**Request**
Gather all lines from the material that contain "ISLAM".

**Provided material**
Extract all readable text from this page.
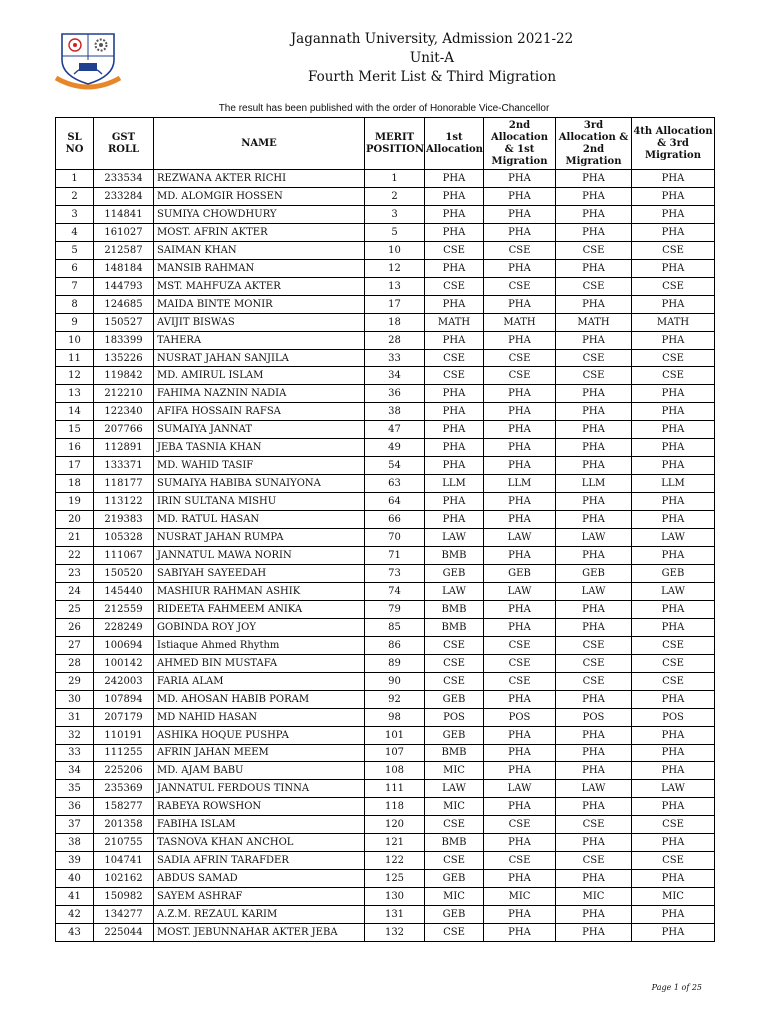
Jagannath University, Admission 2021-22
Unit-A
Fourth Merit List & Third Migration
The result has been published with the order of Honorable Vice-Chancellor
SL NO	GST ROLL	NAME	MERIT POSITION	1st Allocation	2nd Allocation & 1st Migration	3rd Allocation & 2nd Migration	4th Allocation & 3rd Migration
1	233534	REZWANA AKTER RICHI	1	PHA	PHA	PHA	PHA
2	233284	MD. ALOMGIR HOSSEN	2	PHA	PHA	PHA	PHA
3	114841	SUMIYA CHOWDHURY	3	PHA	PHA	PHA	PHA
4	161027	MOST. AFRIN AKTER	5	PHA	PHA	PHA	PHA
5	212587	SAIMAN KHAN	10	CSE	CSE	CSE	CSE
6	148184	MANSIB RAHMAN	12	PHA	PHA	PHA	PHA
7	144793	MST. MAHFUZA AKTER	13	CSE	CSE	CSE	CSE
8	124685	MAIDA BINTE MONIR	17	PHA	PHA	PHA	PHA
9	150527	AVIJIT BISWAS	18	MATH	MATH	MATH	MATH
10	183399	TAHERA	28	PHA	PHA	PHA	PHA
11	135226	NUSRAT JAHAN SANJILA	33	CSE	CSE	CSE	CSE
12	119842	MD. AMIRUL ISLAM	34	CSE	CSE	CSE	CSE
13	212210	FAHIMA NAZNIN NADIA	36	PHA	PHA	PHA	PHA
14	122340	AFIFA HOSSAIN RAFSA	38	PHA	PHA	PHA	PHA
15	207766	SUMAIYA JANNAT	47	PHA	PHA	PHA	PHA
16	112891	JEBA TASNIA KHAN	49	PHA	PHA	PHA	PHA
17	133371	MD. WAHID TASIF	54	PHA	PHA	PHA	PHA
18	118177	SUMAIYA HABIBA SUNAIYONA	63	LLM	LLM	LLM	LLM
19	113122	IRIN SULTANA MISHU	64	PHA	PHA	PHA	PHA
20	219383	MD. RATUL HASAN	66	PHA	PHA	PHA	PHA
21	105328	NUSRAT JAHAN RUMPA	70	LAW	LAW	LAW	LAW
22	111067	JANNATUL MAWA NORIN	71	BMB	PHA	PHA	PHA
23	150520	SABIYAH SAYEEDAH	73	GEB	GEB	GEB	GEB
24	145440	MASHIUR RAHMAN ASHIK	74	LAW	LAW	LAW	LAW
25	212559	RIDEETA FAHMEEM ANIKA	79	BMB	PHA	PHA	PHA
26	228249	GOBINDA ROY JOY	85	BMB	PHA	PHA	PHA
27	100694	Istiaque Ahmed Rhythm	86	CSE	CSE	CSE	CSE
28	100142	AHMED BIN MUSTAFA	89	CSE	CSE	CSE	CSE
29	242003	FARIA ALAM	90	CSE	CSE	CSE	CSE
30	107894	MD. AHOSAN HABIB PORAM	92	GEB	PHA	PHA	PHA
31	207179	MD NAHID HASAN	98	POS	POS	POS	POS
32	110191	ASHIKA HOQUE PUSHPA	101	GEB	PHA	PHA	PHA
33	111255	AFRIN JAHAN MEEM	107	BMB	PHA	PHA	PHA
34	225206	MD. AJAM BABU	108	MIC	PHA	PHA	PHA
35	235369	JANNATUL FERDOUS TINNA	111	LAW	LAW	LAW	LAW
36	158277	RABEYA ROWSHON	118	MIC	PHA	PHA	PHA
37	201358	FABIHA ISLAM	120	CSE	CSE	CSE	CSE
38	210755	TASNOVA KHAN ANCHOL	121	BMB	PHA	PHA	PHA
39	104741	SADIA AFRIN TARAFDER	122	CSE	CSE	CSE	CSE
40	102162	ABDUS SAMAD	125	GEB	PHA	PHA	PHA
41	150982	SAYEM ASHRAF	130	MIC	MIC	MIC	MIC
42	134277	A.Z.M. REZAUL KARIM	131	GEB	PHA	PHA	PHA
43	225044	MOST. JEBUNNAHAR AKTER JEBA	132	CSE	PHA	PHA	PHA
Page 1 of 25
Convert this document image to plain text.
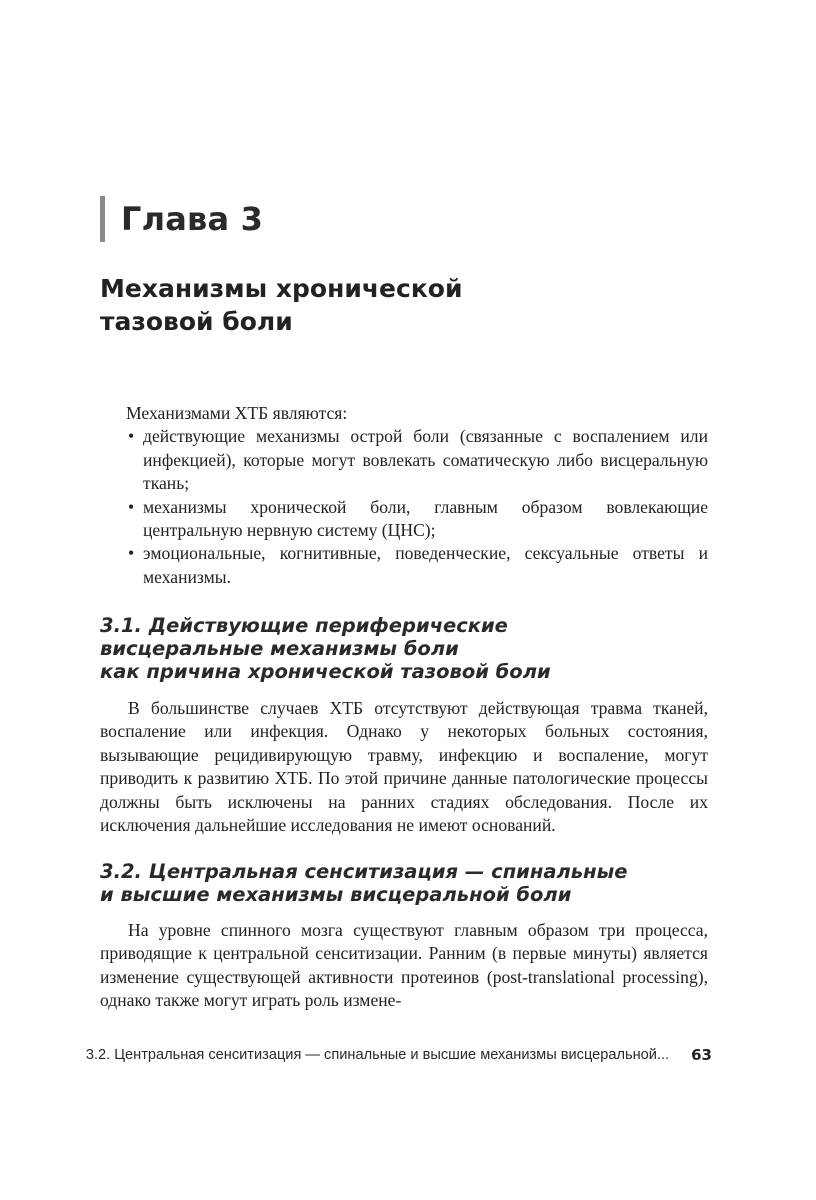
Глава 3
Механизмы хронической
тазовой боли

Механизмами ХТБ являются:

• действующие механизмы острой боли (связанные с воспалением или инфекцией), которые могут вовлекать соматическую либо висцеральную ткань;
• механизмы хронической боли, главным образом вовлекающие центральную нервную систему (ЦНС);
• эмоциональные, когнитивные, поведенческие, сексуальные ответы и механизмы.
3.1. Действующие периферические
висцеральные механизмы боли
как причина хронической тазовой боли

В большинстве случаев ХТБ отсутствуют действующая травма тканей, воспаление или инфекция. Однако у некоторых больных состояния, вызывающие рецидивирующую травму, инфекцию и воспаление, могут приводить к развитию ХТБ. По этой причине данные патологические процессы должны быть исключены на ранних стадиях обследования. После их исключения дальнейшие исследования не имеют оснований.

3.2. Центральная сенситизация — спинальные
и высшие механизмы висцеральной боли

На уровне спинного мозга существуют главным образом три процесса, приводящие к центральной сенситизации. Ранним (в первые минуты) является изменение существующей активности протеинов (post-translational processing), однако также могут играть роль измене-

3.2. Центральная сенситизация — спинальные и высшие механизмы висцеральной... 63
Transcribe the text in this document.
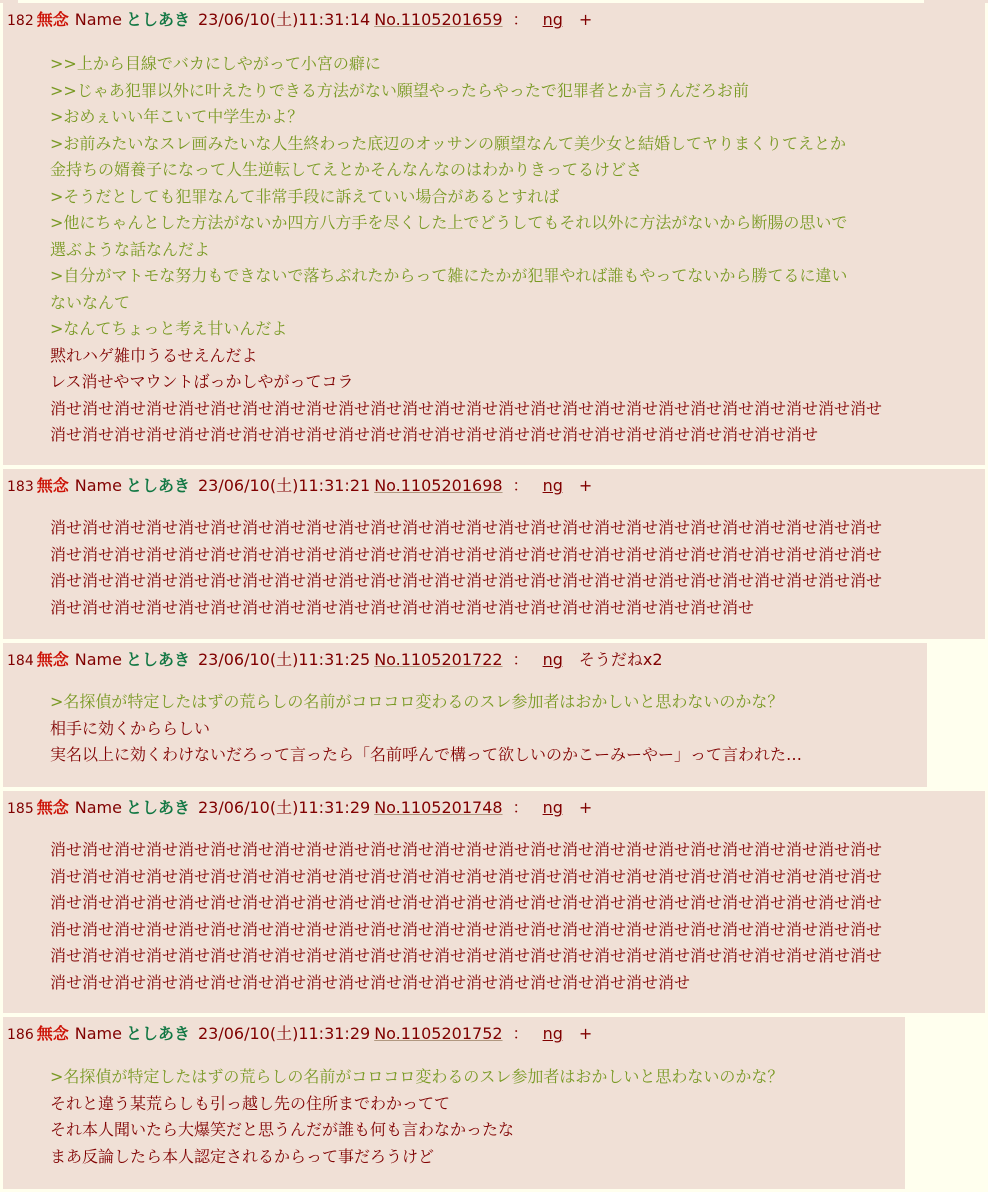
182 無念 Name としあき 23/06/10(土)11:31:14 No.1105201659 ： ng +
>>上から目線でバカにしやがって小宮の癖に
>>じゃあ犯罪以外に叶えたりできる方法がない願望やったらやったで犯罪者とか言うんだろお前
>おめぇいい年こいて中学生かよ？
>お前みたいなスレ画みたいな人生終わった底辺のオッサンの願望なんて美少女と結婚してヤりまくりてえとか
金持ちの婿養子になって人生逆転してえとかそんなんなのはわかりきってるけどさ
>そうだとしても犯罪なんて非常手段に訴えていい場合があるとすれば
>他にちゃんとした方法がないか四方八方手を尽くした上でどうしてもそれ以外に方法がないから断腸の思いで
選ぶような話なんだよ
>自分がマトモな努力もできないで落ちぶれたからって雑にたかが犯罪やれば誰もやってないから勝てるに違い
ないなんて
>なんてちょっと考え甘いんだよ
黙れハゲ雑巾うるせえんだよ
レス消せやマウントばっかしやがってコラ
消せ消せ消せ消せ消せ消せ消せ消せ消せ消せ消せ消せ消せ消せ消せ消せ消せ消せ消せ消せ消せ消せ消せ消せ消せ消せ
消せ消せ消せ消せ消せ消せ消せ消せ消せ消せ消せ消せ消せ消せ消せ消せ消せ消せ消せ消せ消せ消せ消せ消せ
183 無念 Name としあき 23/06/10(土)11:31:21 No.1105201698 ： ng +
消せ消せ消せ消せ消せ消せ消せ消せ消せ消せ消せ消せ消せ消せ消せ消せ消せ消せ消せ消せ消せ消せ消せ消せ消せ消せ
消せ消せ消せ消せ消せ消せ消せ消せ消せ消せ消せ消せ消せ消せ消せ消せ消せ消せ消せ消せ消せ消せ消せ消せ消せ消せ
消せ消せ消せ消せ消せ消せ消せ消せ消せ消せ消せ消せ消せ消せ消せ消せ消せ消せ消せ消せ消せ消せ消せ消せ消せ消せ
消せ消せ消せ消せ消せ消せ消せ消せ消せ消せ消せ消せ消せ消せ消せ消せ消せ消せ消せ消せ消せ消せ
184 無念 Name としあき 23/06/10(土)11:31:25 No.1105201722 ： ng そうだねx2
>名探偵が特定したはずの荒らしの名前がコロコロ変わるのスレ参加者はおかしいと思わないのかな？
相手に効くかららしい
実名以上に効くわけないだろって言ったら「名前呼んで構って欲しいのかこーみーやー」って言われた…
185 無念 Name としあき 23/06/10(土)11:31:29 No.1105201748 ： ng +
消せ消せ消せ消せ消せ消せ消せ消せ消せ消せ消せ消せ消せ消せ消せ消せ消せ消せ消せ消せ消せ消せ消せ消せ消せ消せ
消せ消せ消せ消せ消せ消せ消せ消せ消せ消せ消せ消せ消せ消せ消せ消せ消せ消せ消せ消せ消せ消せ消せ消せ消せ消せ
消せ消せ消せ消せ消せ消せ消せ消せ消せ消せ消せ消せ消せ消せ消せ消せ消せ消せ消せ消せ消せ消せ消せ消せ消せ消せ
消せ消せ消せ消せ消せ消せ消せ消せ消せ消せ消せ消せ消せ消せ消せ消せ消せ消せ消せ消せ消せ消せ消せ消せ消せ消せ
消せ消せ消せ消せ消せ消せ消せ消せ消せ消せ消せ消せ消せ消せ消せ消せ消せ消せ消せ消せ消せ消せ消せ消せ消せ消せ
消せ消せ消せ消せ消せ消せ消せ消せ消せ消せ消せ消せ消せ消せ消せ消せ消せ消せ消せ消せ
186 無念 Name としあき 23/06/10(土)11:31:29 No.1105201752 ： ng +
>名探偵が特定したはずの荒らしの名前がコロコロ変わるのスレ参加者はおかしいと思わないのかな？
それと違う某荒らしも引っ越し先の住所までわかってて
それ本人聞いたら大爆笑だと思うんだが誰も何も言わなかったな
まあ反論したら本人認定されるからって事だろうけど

**Output of the exercise**
12	119842	MD. AMIRUL ISLAM	34	CSE	CSE	CSE	CSE
37	201358	FABIHA ISLAM	120	CSE	CSE	CSE	CSE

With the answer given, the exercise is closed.